§ **Exercise directions**
Say how many lines include the word "Transitions". Reply with nothing but the number.

Raw records
========================

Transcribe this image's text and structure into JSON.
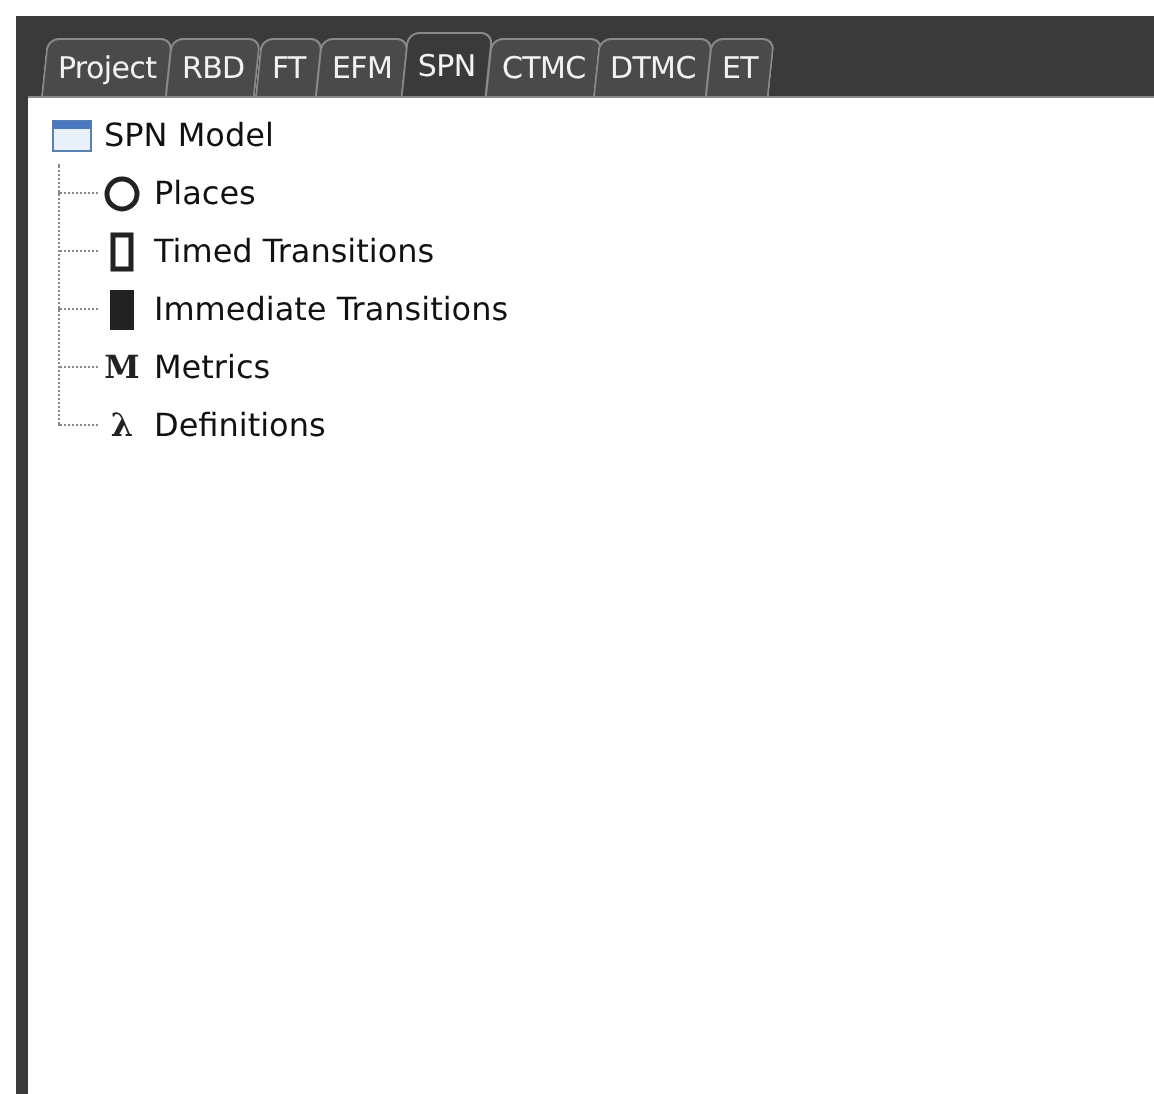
{
  "tabs": [
    {
      "label": "Project",
      "selected": false
    },
    {
      "label": "RBD",
      "selected": false
    },
    {
      "label": "FT",
      "selected": false
    },
    {
      "label": "EFM",
      "selected": false
    },
    {
      "label": "SPN",
      "selected": true
    },
    {
      "label": "CTMC",
      "selected": false
    },
    {
      "label": "DTMC",
      "selected": false
    },
    {
      "label": "ET",
      "selected": false
    }
  ],
  "tree": {
    "label": "SPN Model",
    "children": [
      {
        "label": "Places",
        "kind": "circle"
      },
      {
        "label": "Timed Transitions",
        "kind": "hollow-bar"
      },
      {
        "label": "Immediate Transitions",
        "kind": "solid-bar"
      },
      {
        "label": "Metrics",
        "kind": "glyph",
        "glyph": "M"
      },
      {
        "label": "Definitions",
        "kind": "glyph",
        "glyph": "λ"
      }
    ]
  }
}
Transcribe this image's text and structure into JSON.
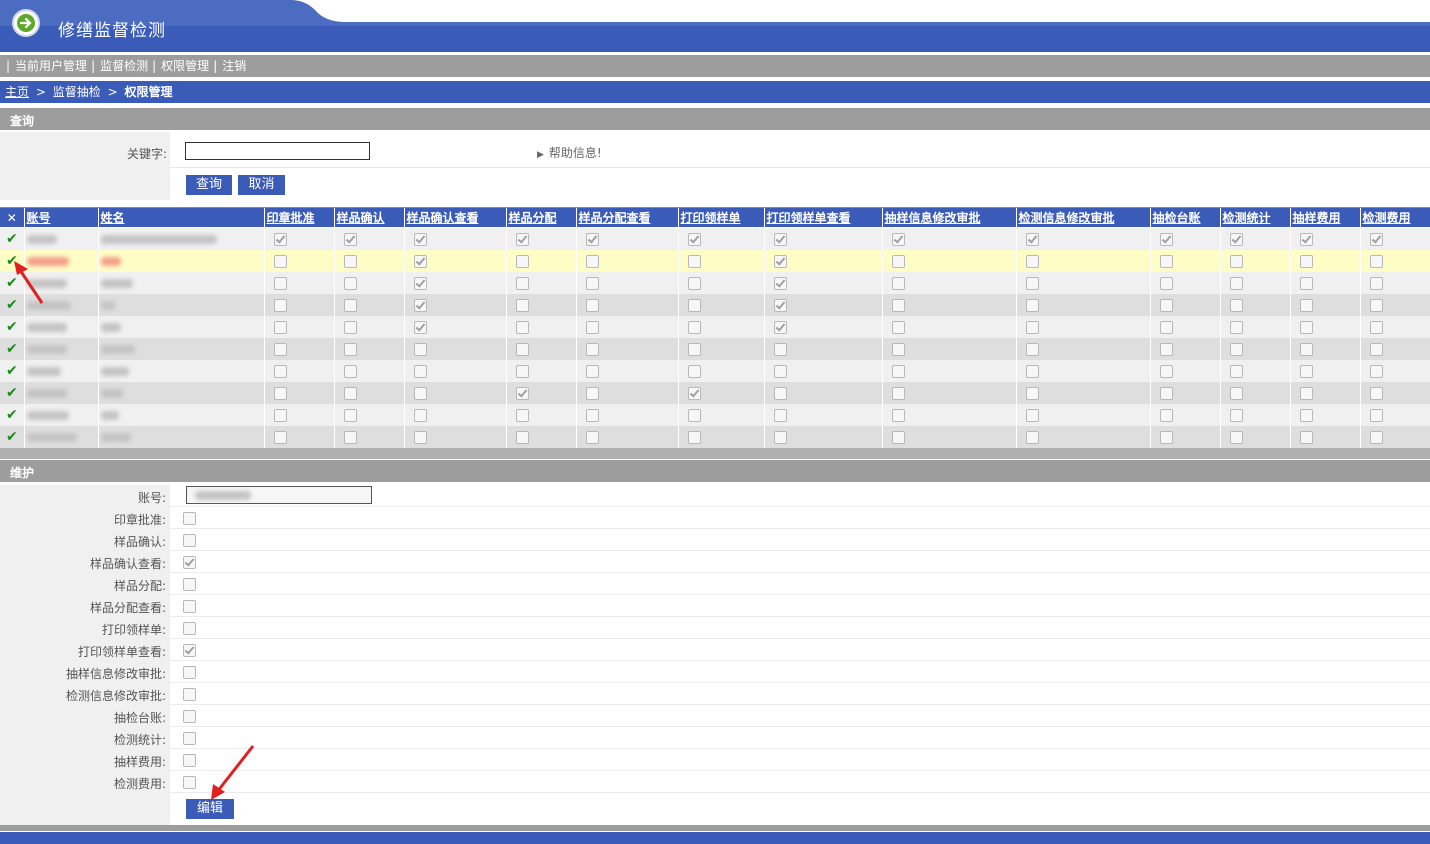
{
  "app": {
    "title": "修缮监督检测"
  },
  "menu": [
    "当前用户管理",
    "监督检测",
    "权限管理",
    "注销"
  ],
  "breadcrumb": {
    "home": "主页",
    "sep": ">",
    "level2": "监督抽检",
    "current": "权限管理"
  },
  "query": {
    "section_title": "查询",
    "keyword_label": "关键字:",
    "keyword_value": "",
    "help_text": "帮助信息!",
    "search_button": "查询",
    "cancel_button": "取消"
  },
  "grid": {
    "close_symbol": "✕",
    "columns": [
      "账号",
      "姓名",
      "印章批准",
      "样品确认",
      "样品确认查看",
      "样品分配",
      "样品分配查看",
      "打印领样单",
      "打印领样单查看",
      "抽样信息修改审批",
      "检测信息修改审批",
      "抽检台账",
      "检测统计",
      "抽样费用",
      "检测费用"
    ],
    "selected_row": 1,
    "rows": [
      {
        "perms": [
          1,
          1,
          1,
          1,
          1,
          1,
          1,
          1,
          1,
          1,
          1,
          1,
          1
        ]
      },
      {
        "perms": [
          0,
          0,
          1,
          0,
          0,
          0,
          1,
          0,
          0,
          0,
          0,
          0,
          0
        ]
      },
      {
        "perms": [
          0,
          0,
          1,
          0,
          0,
          0,
          1,
          0,
          0,
          0,
          0,
          0,
          0
        ]
      },
      {
        "perms": [
          0,
          0,
          1,
          0,
          0,
          0,
          1,
          0,
          0,
          0,
          0,
          0,
          0
        ]
      },
      {
        "perms": [
          0,
          0,
          1,
          0,
          0,
          0,
          1,
          0,
          0,
          0,
          0,
          0,
          0
        ]
      },
      {
        "perms": [
          0,
          0,
          0,
          0,
          0,
          0,
          0,
          0,
          0,
          0,
          0,
          0,
          0
        ]
      },
      {
        "perms": [
          0,
          0,
          0,
          0,
          0,
          0,
          0,
          0,
          0,
          0,
          0,
          0,
          0
        ]
      },
      {
        "perms": [
          0,
          0,
          0,
          1,
          0,
          1,
          0,
          0,
          0,
          0,
          0,
          0,
          0
        ]
      },
      {
        "perms": [
          0,
          0,
          0,
          0,
          0,
          0,
          0,
          0,
          0,
          0,
          0,
          0,
          0
        ]
      },
      {
        "perms": [
          0,
          0,
          0,
          0,
          0,
          0,
          0,
          0,
          0,
          0,
          0,
          0,
          0
        ]
      }
    ]
  },
  "maintenance": {
    "section_title": "维护",
    "account_label": "账号:",
    "fields": [
      {
        "label": "印章批准:",
        "checked": false
      },
      {
        "label": "样品确认:",
        "checked": false
      },
      {
        "label": "样品确认查看:",
        "checked": true
      },
      {
        "label": "样品分配:",
        "checked": false
      },
      {
        "label": "样品分配查看:",
        "checked": false
      },
      {
        "label": "打印领样单:",
        "checked": false
      },
      {
        "label": "打印领样单查看:",
        "checked": true
      },
      {
        "label": "抽样信息修改审批:",
        "checked": false
      },
      {
        "label": "检测信息修改审批:",
        "checked": false
      },
      {
        "label": "抽检台账:",
        "checked": false
      },
      {
        "label": "检测统计:",
        "checked": false
      },
      {
        "label": "抽样费用:",
        "checked": false
      },
      {
        "label": "检测费用:",
        "checked": false
      }
    ],
    "edit_button": "编辑"
  },
  "colors": {
    "primary": "#3a5cb8",
    "bar_gray": "#9d9d9d",
    "selected_row": "#fefdc6",
    "annotation_arrow": "#e02020"
  }
}
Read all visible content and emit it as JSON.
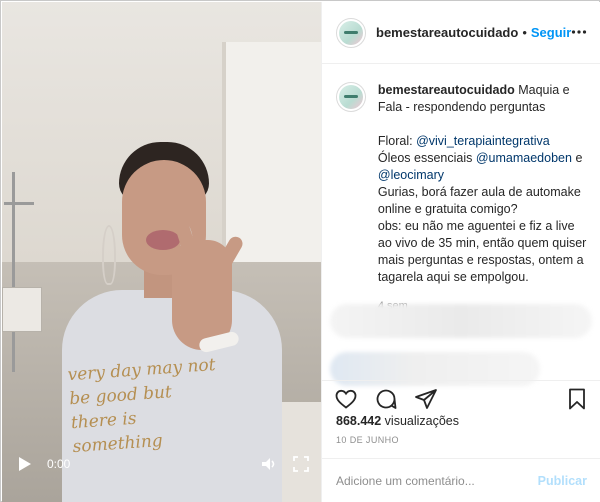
{
  "video": {
    "time": "0:00",
    "shirt_text": "very day may not be good but there is something"
  },
  "post": {
    "username": "bemestareautocuidado",
    "separator": "•",
    "follow_label": "Seguir",
    "caption_title": "Maquia e Fala - respondendo perguntas",
    "floral_label": "Floral:",
    "floral_handle": "@vivi_terapiaintegrativa",
    "oleos_label": "Óleos essenciais",
    "oleos_handle1": "@umamaedoben",
    "oleos_and": "e",
    "oleos_handle2": "@leocimary",
    "invite": "Gurias, borá fazer aula de automake online e gratuita comigo?",
    "obs": "obs: eu não me aguentei e fiz a live ao vivo de 35 min, então quem quiser mais perguntas e respostas, ontem a tagarela aqui se empolgou.",
    "time_ago": "4 sem",
    "views_count": "868.442",
    "views_label": "visualizações",
    "date": "10 DE JUNHO",
    "comment_placeholder": "Adicione um comentário...",
    "publish_label": "Publicar"
  },
  "icons": {
    "play": "play-icon",
    "volume": "volume-icon",
    "fullscreen": "fullscreen-icon",
    "more": "more-options-icon",
    "like": "heart-icon",
    "comment": "comment-icon",
    "share": "share-icon",
    "save": "bookmark-icon"
  },
  "colors": {
    "link": "#00376b",
    "follow": "#0095f6",
    "publish_disabled": "#b2dffc",
    "muted": "#8e8e8e"
  }
}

========================

§ **Written solution**
2